- _Exercise description_: Write out each line exactly as given. Leave the pictures out of your copy.

-- Start of Working data --

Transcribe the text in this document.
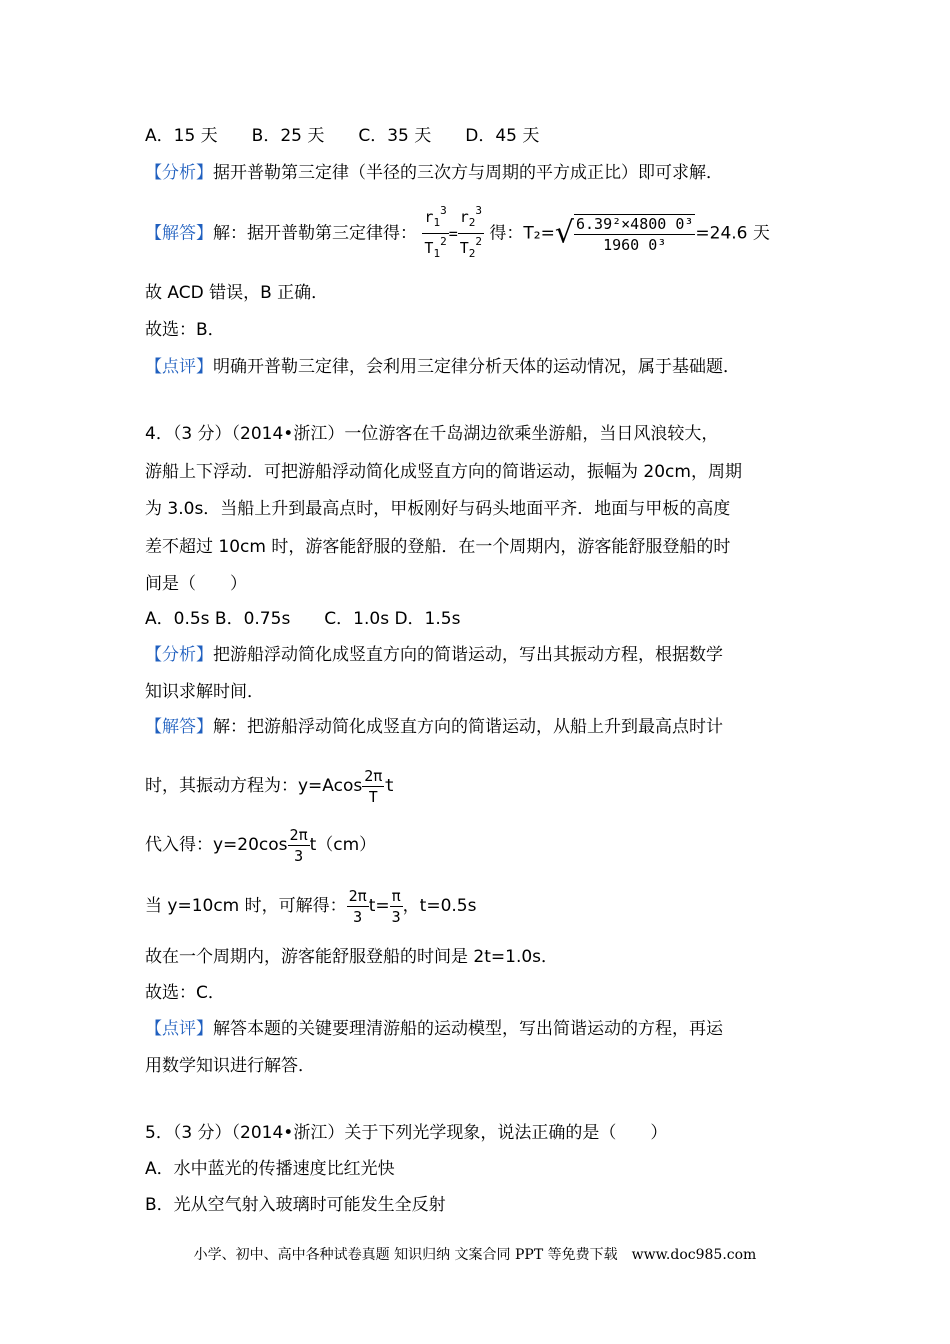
A．15 天　　B．25 天　　C．35 天　　D．45 天
【分析】据开普勒第三定律（半径的三次方与周期的平方成正比）即可求解．
【解答】解：据开普勒第三定律得： $\frac{r_1^3}{T_1^2} = \frac{r_2^3}{T_2^2}$ 得：$T_2=√ \frac{\text{6.39²×4800 0³}}{\text{1960 0³}} =24.6$ 天
故 ACD 错误，B 正确．
故选：B．
【点评】明确开普勒三定律，会利用三定律分析天体的运动情况，属于基础题．
4．（3 分）（2014•浙江）一位游客在千岛湖边欲乘坐游船，当日风浪较大，
游船上下浮动．可把游船浮动简化成竖直方向的简谐运动，振幅为 20cm，周期
为 3.0s．当船上升到最高点时，甲板刚好与码头地面平齐．地面与甲板的高度
差不超过 10cm 时，游客能舒服的登船．在一个周期内，游客能舒服登船的时
间是（　　）
A．0.5s B．0.75s　　C．1.0s D．1.5s
【分析】把游船浮动简化成竖直方向的简谐运动，写出其振动方程，根据数学
知识求解时间．
【解答】解：把游船浮动简化成竖直方向的简谐运动，从船上升到最高点时计
时，其振动方程为：$y=Acos \frac{2\pi}{T}$ t
代入得：$y=20\cos \frac{2\pi}{3} t(cm)$
当 y=10cm 时，可解得： $\frac{2\pi}{3} t= \frac{\pi}{3}$ ，t=0.5s
故在一个周期内，游客能舒服登船的时间是 2t=1.0s．
故选：C．
【点评】解答本题的关键要理清游船的运动模型，写出简谐运动的方程，再运
用数学知识进行解答．
5．（3 分）（2014•浙江）关于下列光学现象，说法正确的是（　　）
A．水中蓝光的传播速度比红光快
B．光从空气射入玻璃时可能发生全反射
小学、初中、高中各种试卷真题 知识归纳 文案合同 PPT 等免费下载　www.doc985.com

-- End of Working data --

- _Response to the exercise_:
Transcribe the text in this document.
A．15 天　　B．25 天　　C．35 天　　D．45 天
【分析】据开普勒第三定律（半径的三次方与周期的平方成正比）即可求解．
【解答】解：据开普勒第三定律得： $\frac{r_1^3}{T_1^2} = \frac{r_2^3}{T_2^2}$ 得：$T_2=√ \frac{\text{6.39²×4800 0³}}{\text{1960 0³}} =24.6$ 天
故 ACD 错误，B 正确．
故选：B．
【点评】明确开普勒三定律，会利用三定律分析天体的运动情况，属于基础题．
4．（3 分）（2014•浙江）一位游客在千岛湖边欲乘坐游船，当日风浪较大，
游船上下浮动．可把游船浮动简化成竖直方向的简谐运动，振幅为 20cm，周期
为 3.0s．当船上升到最高点时，甲板刚好与码头地面平齐．地面与甲板的高度
差不超过 10cm 时，游客能舒服的登船．在一个周期内，游客能舒服登船的时
间是（　　）
A．0.5s B．0.75s　　C．1.0s D．1.5s
【分析】把游船浮动简化成竖直方向的简谐运动，写出其振动方程，根据数学
知识求解时间．
【解答】解：把游船浮动简化成竖直方向的简谐运动，从船上升到最高点时计
时，其振动方程为：$y=Acos \frac{2\pi}{T}$ t
代入得：$y=20\cos \frac{2\pi}{3} t(cm)$
当 y=10cm 时，可解得： $\frac{2\pi}{3} t= \frac{\pi}{3}$ ，t=0.5s
故在一个周期内，游客能舒服登船的时间是 2t=1.0s．
故选：C．
【点评】解答本题的关键要理清游船的运动模型，写出简谐运动的方程，再运
用数学知识进行解答．
5．（3 分）（2014•浙江）关于下列光学现象，说法正确的是（　　）
A．水中蓝光的传播速度比红光快
B．光从空气射入玻璃时可能发生全反射
小学、初中、高中各种试卷真题 知识归纳 文案合同 PPT 等免费下载　www.doc985.com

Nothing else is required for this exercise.